------ MATERIAL FOR THE TASK

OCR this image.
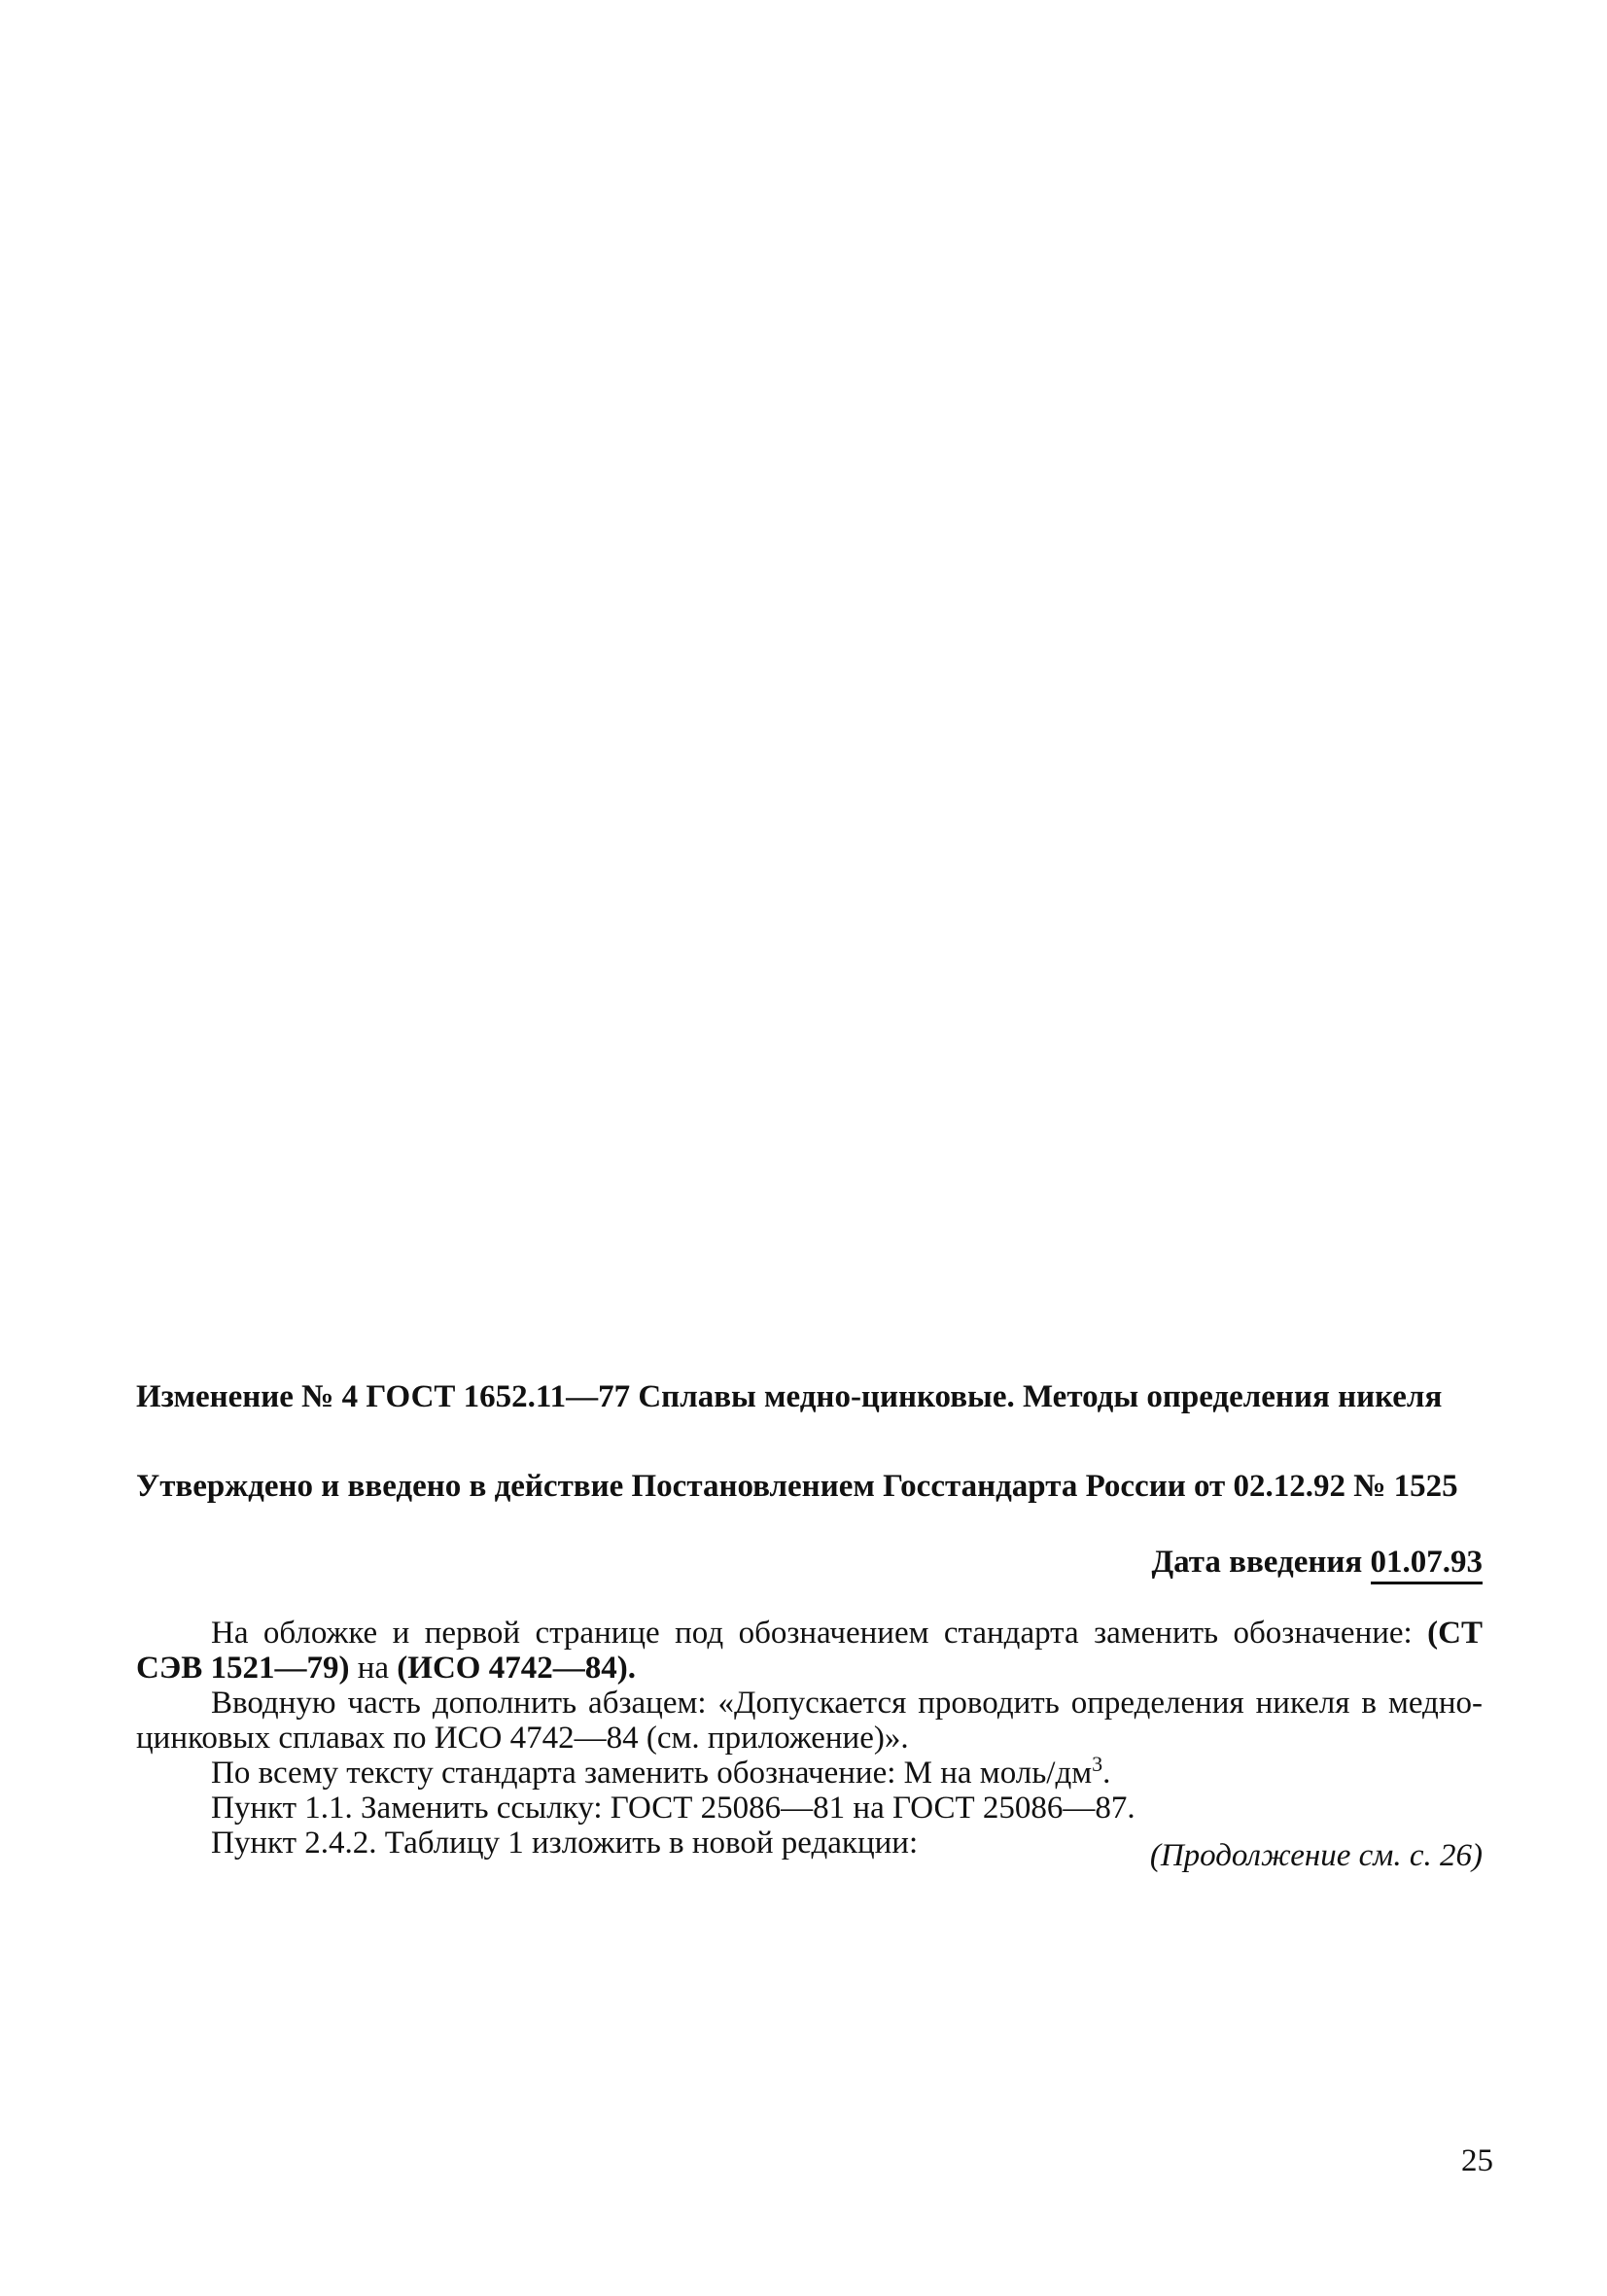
Изменение № 4 ГОСТ 1652.11—77 Сплавы медно-цинковые. Методы определения никеля
Утверждено и введено в действие Постановлением Госстандарта России от 02.12.92 № 1525
Дата введения 01.07.93

На обложке и первой странице под обозначением стандарта заменить обозначение: (СТ СЭВ 1521—79) на (ИСО 4742—84).

Вводную часть дополнить абзацем: «Допускается проводить определения никеля в медно-цинковых сплавах по ИСО 4742—84 (см. приложение)».

По всему тексту стандарта заменить обозначение: М на моль/$дм^3$.

Пункт 1.1. Заменить ссылку: ГОСТ 25086—81 на ГОСТ 25086—87.

Пункт 2.4.2. Таблицу 1 изложить в новой редакции:	(Продолжение см. с. 26)
25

------------

SET PROBLEM » Lines that hold the word "никеля" are the ones to return, every one of them.

TASK RESPONSE »
Изменение № 4 ГОСТ 1652.11—77 Сплавы медно-цинковые. Методы определения никеля
Вводную часть дополнить абзацем: «Допускается проводить определения никеля в медно-цинковых сплавах по ИСО 4742—84 (см. приложение)».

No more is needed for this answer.